Identify the lines containing the word "JSON". Copy each one.

── Excerpted records

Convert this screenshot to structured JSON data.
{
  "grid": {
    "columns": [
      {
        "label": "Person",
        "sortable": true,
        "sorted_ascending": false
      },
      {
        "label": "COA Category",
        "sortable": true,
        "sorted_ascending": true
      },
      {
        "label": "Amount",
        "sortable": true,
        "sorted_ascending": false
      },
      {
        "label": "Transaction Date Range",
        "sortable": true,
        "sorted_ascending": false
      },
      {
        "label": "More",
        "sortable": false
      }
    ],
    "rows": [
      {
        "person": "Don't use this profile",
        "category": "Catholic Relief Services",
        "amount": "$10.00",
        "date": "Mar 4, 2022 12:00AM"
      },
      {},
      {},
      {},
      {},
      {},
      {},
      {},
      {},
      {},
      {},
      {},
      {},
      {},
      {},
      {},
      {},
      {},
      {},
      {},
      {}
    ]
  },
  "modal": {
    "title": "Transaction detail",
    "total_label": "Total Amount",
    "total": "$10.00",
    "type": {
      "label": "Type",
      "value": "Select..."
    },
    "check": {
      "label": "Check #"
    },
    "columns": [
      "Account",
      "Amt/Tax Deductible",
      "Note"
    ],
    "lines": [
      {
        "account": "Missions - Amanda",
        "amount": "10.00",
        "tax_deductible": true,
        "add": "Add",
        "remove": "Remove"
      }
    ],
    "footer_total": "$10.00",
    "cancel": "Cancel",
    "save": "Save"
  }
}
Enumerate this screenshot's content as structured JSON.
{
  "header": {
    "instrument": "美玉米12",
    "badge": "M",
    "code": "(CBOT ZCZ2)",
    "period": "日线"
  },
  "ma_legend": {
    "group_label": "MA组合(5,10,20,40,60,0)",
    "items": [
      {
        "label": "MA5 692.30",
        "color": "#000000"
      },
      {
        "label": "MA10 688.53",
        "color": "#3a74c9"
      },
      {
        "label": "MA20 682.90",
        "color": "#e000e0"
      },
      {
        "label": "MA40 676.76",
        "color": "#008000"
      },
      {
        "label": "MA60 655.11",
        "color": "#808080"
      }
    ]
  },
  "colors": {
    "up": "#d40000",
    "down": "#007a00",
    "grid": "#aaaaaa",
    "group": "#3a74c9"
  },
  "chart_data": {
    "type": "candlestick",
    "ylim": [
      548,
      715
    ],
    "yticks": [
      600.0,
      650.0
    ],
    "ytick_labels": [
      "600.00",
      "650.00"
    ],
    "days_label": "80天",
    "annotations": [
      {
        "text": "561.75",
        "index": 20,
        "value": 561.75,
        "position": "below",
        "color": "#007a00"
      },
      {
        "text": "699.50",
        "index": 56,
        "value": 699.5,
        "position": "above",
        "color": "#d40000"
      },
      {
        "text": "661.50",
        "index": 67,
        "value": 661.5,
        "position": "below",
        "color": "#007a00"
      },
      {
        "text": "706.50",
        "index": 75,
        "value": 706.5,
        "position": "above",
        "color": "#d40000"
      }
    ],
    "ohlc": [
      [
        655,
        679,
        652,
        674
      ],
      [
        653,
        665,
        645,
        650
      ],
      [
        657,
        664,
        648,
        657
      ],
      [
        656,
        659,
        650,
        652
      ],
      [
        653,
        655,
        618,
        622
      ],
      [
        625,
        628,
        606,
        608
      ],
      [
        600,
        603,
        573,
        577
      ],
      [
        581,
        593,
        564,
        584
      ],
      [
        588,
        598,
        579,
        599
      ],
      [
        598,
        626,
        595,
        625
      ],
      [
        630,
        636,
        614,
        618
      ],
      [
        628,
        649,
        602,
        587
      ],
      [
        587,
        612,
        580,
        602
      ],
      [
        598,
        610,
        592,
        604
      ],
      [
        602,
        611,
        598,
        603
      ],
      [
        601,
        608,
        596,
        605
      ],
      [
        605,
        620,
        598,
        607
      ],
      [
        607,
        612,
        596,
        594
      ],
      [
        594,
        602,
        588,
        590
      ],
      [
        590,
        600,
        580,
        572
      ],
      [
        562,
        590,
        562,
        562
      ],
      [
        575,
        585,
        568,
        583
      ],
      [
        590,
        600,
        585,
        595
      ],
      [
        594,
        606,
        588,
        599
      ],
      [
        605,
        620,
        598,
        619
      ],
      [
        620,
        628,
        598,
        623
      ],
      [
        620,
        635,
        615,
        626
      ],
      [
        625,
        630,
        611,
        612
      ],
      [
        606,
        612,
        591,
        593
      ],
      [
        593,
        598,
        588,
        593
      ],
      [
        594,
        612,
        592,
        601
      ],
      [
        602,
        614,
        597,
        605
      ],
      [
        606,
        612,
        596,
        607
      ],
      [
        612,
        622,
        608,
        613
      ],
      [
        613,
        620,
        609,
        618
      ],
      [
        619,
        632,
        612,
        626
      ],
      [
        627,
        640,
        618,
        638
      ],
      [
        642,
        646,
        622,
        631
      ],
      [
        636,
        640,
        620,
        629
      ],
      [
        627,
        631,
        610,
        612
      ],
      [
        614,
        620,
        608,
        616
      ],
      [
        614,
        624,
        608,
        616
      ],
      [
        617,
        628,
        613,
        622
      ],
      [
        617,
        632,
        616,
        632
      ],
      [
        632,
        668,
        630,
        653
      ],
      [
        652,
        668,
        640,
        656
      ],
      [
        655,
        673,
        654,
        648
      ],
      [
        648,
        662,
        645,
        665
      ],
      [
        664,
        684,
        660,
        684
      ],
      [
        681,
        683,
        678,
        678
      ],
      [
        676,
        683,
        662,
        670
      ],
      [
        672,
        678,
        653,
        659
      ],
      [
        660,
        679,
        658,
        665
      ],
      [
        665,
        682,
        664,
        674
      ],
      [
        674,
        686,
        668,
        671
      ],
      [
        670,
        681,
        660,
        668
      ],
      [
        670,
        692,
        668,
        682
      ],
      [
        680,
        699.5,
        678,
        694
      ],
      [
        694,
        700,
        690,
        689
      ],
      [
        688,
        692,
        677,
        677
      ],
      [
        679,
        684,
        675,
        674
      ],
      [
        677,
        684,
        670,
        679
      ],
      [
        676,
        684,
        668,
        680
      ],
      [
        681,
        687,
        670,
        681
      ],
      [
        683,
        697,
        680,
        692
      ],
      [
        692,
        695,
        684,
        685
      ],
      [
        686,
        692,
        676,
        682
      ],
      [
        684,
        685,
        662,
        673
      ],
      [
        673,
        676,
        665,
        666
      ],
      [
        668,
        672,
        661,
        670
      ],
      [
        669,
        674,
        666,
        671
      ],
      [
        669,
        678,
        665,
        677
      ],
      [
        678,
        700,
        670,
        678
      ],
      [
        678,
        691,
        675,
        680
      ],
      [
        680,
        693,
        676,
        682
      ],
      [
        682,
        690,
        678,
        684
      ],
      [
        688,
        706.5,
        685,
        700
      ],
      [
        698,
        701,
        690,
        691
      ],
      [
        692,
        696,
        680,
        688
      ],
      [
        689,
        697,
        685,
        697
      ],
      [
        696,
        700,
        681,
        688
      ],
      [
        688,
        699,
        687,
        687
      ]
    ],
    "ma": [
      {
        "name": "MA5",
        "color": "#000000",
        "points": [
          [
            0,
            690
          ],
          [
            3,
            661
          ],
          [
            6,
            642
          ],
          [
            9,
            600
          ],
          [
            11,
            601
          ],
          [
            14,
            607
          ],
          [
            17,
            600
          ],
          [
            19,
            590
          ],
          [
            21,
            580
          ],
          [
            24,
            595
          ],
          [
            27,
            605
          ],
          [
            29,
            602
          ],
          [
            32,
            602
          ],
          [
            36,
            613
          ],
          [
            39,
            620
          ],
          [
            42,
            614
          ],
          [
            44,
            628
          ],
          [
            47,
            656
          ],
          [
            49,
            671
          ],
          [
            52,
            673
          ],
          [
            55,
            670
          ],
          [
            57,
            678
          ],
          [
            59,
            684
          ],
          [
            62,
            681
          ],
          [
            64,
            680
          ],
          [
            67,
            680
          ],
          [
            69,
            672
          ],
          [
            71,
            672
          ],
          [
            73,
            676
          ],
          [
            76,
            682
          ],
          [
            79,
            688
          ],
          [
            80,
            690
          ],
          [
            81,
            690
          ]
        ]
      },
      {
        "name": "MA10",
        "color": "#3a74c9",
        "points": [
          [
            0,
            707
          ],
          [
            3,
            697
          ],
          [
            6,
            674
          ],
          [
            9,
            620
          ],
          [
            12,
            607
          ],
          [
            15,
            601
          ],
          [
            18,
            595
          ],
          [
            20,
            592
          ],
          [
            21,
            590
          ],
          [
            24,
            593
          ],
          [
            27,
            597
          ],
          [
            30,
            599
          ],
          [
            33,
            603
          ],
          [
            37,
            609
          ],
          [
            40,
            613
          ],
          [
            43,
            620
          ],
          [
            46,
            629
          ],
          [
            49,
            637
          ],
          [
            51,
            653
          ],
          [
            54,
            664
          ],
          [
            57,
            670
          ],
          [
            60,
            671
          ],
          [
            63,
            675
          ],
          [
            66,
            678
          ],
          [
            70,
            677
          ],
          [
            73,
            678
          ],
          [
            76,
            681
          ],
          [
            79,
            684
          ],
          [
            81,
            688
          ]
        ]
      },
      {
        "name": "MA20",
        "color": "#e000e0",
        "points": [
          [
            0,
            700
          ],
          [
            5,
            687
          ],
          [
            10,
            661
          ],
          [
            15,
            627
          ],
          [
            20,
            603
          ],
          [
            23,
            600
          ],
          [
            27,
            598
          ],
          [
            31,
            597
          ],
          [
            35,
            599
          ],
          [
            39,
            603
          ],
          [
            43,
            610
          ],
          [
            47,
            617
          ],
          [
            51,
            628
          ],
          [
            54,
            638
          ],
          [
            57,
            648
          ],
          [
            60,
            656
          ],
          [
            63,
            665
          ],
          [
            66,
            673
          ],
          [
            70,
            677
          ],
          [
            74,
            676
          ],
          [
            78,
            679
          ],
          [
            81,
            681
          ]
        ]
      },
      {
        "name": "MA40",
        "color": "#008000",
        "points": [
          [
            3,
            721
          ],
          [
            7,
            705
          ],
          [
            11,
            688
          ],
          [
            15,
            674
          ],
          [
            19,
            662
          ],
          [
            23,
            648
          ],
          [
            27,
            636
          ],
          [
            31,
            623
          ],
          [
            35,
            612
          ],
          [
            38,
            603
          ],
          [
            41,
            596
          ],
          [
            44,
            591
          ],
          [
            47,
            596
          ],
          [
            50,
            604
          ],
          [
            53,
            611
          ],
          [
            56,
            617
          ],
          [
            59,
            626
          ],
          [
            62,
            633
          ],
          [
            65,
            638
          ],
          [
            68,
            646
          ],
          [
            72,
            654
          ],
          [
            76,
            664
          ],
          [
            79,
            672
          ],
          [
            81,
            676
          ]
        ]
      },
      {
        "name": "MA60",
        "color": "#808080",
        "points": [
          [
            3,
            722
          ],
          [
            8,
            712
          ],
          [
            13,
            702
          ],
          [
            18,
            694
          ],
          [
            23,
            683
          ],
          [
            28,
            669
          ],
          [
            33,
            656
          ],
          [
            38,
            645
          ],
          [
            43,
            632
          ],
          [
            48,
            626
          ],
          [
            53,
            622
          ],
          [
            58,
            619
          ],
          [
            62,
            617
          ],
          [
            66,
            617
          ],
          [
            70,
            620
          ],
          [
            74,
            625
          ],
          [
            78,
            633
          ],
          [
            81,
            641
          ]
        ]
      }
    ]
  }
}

────

In response:
Convert this screenshot to structured JSON data.
Enumerate this screenshot's content as structured JSON.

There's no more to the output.